(Rows from a figure dataset)
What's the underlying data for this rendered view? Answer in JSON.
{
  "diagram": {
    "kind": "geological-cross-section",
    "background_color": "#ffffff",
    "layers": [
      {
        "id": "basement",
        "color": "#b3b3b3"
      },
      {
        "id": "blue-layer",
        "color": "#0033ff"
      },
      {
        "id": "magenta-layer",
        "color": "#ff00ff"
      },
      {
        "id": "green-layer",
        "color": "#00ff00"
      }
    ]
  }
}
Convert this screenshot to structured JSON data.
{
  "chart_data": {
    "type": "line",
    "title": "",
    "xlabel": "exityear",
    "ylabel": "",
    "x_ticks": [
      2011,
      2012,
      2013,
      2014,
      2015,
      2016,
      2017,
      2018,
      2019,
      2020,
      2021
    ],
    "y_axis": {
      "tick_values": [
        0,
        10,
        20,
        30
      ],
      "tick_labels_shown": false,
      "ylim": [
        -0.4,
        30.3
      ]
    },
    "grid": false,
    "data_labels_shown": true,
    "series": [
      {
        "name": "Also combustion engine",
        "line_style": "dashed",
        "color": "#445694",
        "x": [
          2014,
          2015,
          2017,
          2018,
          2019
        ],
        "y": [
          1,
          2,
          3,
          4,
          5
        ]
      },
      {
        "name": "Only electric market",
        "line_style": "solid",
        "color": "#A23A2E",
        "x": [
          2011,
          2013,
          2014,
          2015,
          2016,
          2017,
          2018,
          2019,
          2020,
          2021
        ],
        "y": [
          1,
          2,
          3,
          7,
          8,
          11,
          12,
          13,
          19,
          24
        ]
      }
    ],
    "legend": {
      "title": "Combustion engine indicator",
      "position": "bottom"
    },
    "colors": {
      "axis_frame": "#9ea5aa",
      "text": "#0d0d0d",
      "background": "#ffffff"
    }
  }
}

--- Stated exercise ---
Lines containing the string "name" are to be selected and copied.

--- Answer to this problem ---
        "name": "Also combustion engine",
        "name": "Only electric market",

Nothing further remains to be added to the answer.